Extracted records.
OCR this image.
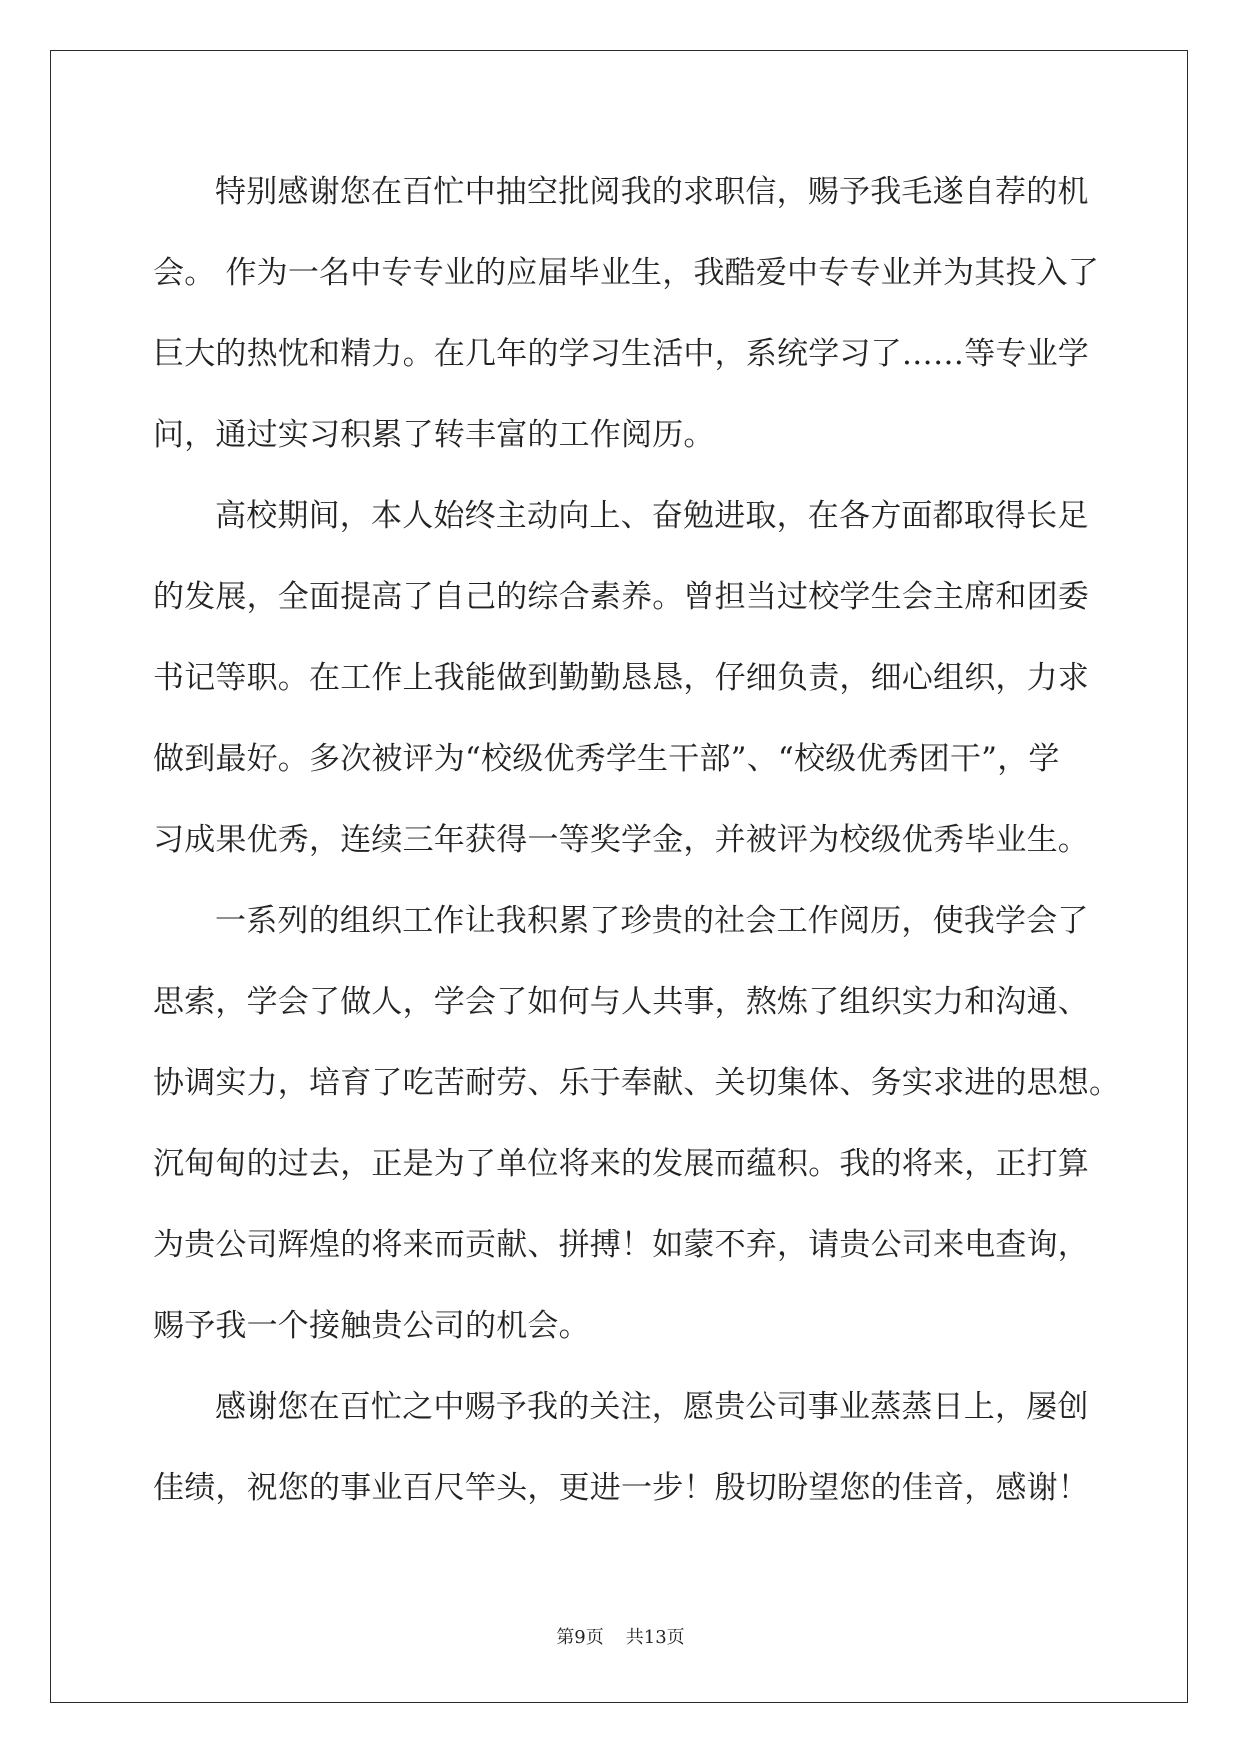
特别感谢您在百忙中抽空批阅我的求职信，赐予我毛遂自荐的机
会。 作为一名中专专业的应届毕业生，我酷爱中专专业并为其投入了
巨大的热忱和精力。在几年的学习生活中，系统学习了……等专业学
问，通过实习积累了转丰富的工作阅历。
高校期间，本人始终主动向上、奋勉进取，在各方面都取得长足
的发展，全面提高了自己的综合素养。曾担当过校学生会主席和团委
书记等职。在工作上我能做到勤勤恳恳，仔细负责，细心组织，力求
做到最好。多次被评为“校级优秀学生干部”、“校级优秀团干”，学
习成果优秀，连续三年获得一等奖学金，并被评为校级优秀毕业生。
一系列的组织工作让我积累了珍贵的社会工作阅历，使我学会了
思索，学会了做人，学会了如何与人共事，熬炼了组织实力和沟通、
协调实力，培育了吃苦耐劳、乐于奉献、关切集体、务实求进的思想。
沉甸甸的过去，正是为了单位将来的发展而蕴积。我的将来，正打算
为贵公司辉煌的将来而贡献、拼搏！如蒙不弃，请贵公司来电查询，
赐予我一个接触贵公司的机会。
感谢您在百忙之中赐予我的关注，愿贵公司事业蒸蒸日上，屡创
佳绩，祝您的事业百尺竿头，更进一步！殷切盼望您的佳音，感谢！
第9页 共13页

--

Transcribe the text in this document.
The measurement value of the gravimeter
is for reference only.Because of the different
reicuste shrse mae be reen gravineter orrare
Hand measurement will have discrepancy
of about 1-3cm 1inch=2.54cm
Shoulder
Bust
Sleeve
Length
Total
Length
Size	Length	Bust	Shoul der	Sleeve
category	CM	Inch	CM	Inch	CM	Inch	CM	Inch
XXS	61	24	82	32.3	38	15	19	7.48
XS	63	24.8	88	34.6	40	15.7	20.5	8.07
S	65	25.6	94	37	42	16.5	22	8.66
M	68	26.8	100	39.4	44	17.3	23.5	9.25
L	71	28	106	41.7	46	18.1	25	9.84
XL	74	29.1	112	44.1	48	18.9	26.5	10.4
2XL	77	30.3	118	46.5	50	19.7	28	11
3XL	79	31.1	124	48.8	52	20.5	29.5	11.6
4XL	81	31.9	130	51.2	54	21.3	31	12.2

Given exercise. Collect the complete line wherever the string "Bust" appears in the records.

Complete output.
Bust
Size	Length	Bust	Shoul der	Sleeve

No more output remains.